== DESCRIPTION OF THE TASK ==
Find the lines holding the word "观赛空间" and collect them.

== STORED DATA ==

= = = = = = =

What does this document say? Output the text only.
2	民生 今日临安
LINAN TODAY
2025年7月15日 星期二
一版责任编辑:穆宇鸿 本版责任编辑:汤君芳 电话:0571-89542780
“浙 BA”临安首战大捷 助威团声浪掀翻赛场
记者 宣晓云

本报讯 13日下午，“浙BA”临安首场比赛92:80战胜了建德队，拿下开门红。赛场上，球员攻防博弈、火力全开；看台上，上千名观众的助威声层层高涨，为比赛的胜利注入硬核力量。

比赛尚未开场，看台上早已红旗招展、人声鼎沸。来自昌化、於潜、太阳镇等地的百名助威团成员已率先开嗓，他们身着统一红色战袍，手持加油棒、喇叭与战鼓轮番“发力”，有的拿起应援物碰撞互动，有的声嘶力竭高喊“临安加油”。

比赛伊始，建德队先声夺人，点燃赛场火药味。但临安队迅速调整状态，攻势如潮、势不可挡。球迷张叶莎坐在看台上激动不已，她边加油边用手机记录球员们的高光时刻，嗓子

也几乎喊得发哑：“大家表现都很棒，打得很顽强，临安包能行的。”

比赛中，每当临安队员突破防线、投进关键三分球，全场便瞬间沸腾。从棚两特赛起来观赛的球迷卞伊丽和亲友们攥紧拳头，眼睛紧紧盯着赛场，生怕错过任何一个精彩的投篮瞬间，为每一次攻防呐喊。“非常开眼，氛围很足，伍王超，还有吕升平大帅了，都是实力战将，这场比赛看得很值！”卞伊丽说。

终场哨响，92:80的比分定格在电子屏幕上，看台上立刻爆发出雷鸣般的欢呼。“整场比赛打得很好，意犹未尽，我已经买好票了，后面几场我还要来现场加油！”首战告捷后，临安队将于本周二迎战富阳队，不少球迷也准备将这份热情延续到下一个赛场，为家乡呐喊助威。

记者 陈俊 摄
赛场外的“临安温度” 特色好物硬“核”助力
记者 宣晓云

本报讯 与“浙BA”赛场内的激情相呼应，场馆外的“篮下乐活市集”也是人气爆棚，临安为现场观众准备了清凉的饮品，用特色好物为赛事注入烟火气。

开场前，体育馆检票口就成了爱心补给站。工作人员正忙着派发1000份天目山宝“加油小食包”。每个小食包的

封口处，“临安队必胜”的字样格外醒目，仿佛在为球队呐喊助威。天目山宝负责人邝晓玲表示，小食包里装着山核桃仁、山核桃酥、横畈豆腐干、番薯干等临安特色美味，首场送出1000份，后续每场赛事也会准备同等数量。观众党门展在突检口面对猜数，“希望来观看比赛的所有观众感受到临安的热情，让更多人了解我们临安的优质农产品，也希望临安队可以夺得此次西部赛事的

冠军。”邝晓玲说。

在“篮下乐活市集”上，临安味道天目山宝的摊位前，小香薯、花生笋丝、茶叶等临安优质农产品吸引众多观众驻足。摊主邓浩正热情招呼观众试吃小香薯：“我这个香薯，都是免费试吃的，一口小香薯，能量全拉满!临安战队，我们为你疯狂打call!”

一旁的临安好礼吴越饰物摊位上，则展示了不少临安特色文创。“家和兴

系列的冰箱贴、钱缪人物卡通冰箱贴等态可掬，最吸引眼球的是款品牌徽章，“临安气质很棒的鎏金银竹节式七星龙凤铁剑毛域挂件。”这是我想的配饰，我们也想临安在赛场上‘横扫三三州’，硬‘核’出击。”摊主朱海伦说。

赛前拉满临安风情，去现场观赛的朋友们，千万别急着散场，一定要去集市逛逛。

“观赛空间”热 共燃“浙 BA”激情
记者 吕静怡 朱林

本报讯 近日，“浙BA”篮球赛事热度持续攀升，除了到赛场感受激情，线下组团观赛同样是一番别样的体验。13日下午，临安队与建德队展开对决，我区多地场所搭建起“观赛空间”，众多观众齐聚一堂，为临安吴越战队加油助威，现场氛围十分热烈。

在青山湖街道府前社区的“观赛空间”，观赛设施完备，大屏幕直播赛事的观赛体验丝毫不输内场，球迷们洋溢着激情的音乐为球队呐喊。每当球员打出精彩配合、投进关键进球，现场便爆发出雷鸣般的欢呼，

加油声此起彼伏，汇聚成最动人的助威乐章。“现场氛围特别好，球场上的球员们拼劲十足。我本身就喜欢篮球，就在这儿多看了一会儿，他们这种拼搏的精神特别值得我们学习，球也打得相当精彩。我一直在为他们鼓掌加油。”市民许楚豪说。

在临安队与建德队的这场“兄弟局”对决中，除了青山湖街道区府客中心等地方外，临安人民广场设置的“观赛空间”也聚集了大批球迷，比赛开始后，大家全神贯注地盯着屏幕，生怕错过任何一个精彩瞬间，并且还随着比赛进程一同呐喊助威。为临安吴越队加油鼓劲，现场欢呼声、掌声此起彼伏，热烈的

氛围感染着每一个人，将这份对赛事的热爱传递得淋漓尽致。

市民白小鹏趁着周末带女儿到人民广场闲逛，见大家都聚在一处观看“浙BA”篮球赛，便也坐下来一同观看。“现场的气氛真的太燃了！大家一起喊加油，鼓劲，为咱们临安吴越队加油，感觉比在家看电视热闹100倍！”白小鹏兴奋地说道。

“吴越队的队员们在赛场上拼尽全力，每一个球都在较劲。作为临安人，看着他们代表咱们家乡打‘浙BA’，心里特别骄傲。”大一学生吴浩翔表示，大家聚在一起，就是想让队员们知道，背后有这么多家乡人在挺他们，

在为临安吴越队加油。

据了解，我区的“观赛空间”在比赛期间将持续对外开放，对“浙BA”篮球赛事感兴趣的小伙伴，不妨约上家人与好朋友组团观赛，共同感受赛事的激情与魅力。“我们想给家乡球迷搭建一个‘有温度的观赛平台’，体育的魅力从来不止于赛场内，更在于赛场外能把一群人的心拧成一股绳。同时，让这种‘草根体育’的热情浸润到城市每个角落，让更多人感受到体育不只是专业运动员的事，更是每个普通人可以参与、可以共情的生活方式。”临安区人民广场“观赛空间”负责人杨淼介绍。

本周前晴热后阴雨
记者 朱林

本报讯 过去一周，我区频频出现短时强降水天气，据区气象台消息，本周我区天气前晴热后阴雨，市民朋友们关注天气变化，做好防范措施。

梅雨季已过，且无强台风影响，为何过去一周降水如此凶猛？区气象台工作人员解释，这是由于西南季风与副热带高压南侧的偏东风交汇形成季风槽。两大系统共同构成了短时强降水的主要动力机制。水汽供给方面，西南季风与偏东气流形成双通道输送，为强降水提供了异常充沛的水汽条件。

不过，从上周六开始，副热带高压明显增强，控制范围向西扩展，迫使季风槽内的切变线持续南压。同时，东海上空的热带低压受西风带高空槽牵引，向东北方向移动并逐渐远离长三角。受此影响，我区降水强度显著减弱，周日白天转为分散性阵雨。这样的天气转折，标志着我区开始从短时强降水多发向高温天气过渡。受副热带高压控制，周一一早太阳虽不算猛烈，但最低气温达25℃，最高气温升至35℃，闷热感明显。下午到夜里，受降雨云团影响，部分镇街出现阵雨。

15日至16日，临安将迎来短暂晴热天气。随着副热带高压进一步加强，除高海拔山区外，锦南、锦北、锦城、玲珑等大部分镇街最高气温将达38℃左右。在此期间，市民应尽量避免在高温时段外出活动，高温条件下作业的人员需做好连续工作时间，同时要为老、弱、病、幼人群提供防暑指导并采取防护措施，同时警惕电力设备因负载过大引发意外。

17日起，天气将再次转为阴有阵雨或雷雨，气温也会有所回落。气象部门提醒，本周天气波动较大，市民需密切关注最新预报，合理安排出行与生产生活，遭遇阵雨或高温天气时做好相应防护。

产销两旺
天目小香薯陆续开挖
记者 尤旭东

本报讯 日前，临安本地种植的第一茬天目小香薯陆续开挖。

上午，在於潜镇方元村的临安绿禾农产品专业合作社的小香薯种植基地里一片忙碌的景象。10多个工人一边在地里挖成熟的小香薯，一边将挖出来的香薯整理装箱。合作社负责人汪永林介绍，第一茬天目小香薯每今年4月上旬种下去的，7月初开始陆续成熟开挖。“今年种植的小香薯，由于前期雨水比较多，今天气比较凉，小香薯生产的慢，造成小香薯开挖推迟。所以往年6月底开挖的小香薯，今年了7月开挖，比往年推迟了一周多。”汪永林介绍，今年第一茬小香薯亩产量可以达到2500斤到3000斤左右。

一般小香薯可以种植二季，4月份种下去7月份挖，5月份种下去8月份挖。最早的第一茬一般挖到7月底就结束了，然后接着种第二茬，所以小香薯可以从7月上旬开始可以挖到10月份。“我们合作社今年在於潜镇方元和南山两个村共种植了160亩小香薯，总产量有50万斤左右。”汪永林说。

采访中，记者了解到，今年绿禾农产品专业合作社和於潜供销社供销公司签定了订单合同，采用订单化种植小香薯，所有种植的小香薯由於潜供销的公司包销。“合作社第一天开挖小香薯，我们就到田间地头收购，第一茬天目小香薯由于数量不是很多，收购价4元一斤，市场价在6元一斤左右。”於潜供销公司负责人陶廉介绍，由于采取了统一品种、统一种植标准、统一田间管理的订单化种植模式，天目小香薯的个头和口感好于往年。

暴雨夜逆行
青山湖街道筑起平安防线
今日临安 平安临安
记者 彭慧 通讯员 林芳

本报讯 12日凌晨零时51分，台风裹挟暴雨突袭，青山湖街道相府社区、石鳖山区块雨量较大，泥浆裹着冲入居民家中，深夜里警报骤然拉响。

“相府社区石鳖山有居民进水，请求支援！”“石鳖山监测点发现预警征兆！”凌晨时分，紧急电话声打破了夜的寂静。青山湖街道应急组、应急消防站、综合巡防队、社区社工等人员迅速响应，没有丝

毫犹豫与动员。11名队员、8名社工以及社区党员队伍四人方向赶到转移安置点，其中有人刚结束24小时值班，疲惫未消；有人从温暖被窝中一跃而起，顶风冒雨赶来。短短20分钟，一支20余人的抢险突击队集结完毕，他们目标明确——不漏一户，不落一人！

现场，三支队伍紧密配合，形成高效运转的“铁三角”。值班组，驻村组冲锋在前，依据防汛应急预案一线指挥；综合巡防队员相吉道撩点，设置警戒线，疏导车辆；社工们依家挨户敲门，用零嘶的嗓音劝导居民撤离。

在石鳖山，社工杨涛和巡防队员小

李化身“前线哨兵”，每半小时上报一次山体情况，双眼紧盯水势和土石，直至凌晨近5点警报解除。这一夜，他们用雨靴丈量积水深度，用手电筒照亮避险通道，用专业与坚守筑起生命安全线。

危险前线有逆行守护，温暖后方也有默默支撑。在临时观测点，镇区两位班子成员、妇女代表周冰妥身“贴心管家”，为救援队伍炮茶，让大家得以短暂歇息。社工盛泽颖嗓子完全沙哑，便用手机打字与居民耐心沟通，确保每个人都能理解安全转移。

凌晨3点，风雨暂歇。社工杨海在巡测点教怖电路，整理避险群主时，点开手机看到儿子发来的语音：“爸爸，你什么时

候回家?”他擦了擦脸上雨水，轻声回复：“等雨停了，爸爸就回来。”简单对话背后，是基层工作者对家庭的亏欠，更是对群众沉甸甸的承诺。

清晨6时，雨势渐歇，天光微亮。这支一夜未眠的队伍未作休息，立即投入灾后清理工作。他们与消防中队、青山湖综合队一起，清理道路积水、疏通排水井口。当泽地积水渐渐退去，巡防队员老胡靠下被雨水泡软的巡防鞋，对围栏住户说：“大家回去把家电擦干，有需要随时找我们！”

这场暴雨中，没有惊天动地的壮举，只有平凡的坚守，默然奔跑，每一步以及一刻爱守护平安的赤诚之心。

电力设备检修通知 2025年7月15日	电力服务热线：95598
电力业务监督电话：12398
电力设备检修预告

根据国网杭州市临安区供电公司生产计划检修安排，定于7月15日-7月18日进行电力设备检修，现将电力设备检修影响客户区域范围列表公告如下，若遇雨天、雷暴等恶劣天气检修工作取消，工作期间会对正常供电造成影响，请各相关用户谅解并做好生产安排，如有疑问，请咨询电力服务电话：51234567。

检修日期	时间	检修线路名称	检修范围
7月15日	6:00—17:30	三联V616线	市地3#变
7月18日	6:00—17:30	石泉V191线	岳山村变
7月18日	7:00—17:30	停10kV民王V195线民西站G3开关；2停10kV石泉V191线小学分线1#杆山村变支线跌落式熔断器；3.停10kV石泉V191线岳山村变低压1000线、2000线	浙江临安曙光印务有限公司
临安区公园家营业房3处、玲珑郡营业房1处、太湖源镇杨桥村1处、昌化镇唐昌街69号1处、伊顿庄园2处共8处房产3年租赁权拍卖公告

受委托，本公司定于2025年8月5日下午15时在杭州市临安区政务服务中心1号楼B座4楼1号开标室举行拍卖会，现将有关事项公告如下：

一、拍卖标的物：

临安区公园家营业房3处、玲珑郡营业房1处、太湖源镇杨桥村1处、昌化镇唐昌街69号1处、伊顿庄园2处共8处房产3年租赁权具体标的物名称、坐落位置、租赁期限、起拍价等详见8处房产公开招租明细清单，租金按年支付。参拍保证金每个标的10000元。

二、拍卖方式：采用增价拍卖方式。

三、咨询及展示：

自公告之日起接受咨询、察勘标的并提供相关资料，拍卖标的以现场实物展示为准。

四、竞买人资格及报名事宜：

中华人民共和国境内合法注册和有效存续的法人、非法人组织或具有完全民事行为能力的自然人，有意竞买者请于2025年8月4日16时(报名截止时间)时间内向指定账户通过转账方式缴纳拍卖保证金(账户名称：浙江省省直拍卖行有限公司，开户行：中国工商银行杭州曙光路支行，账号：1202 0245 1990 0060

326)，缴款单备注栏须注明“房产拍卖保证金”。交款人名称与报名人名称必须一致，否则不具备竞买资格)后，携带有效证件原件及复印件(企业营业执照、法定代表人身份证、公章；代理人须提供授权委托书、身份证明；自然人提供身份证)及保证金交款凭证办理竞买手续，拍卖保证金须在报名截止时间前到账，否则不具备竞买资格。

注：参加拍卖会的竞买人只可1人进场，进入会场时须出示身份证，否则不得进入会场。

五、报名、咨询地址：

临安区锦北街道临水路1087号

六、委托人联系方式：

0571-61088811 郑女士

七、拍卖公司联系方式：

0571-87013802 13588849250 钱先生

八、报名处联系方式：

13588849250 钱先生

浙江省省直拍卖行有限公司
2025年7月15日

= = = = = = =

== FINISHED ANSWER ==
“观赛空间”热 共燃“浙 BA”激情
本报讯 近日，“浙BA”篮球赛事热度持续攀升，除了到赛场感受激情，线下组团观赛同样是一番别样的体验。13日下午，临安队与建德队展开对决，我区多地场所搭建起“观赛空间”，众多观众齐聚一堂，为临安吴越战队加油助威，现场氛围十分热烈。
在青山湖街道府前社区的“观赛空间”，观赛设施完备，大屏幕直播赛事的观赛体验丝毫不输内场，球迷们洋溢着激情的音乐为球队呐喊。每当球员打出精彩配合、投进关键进球，现场便爆发出雷鸣般的欢呼，
在临安队与建德队的这场“兄弟局”对决中，除了青山湖街道区府客中心等地方外，临安人民广场设置的“观赛空间”也聚集了大批球迷，比赛开始后，大家全神贯注地盯着屏幕，生怕错过任何一个精彩瞬间，并且还随着比赛进程一同呐喊助威。为临安吴越队加油鼓劲，现场欢呼声、掌声此起彼伏，热烈的
据了解，我区的“观赛空间”在比赛期间将持续对外开放，对“浙BA”篮球赛事感兴趣的小伙伴，不妨约上家人与好朋友组团观赛，共同感受赛事的激情与魅力。“我们想给家乡球迷搭建一个‘有温度的观赛平台’，体育的魅力从来不止于赛场内，更在于赛场外能把一群人的心拧成一股绳。同时，让这种‘草根体育’的热情浸润到城市每个角落，让更多人感受到体育不只是专业运动员的事，更是每个普通人可以参与、可以共情的生活方式。”临安区人民广场“观赛空间”负责人杨淼介绍。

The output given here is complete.